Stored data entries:
+ + +
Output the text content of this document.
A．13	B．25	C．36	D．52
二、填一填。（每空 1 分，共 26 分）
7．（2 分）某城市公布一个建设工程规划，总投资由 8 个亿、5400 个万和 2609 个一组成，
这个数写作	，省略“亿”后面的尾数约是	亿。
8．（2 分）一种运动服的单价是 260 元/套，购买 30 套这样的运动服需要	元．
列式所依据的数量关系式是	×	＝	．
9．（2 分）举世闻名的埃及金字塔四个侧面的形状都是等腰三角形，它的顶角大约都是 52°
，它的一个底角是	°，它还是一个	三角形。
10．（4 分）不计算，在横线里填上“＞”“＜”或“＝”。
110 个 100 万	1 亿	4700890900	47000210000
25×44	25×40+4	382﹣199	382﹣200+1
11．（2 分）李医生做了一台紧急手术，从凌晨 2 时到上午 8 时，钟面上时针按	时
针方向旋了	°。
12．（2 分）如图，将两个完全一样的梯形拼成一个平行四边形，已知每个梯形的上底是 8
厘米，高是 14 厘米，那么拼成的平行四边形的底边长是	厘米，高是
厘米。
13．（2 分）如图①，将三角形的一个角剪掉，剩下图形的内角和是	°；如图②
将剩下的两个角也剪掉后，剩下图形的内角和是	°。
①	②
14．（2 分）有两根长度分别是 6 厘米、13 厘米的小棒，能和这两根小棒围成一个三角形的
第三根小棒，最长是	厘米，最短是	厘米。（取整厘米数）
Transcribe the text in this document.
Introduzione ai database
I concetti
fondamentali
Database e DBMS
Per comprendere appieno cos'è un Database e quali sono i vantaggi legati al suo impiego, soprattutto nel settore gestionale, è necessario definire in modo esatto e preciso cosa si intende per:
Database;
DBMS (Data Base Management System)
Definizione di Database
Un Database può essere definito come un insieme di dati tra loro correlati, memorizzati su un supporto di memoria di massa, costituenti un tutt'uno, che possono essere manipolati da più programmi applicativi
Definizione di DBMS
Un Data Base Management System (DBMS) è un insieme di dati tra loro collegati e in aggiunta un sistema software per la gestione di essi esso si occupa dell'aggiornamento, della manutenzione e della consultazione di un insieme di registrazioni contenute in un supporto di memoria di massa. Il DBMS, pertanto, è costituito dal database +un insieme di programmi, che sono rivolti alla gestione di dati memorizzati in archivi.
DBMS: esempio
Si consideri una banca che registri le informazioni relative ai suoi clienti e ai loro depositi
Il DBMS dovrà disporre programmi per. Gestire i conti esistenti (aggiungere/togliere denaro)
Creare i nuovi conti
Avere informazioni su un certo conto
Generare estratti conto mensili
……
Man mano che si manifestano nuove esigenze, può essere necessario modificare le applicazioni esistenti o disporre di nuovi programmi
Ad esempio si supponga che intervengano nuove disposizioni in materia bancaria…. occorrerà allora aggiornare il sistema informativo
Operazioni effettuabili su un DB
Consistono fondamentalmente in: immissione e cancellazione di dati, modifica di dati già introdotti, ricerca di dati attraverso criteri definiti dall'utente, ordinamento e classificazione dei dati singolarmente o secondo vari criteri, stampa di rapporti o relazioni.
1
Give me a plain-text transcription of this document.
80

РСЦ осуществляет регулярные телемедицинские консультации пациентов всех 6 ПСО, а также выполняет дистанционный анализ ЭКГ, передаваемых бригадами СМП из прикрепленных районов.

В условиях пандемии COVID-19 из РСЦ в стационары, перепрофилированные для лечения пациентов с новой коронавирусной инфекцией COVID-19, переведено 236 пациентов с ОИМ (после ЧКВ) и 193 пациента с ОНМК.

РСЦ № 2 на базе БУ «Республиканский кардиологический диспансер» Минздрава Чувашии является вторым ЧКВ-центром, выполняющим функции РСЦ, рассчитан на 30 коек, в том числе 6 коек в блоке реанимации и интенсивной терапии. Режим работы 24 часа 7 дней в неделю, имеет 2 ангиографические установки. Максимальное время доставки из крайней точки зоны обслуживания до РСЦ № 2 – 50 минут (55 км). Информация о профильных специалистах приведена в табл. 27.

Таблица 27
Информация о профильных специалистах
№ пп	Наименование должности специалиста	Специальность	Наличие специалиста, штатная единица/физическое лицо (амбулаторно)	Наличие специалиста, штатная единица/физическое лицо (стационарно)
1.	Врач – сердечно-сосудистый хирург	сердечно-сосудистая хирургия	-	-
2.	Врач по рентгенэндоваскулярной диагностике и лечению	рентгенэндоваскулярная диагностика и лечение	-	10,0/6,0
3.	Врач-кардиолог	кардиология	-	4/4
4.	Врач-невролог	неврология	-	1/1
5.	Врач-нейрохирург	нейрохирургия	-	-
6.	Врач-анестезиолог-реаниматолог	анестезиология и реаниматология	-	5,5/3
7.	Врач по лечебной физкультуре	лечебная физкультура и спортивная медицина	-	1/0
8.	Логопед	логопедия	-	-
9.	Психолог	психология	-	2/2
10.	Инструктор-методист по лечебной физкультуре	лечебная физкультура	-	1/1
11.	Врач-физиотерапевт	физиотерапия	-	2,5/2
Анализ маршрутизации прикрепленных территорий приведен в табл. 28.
+ + +
* _Task prompt_:
Identify the lines above that contain the word "физкультура", then copy them.

* _Solution to this problem_:
7.	Врач по лечебной физкультуре	лечебная физкультура и спортивная медицина	-	1/0
10.	Инструктор-методист по лечебной физкультуре	лечебная физкультура	-	1/1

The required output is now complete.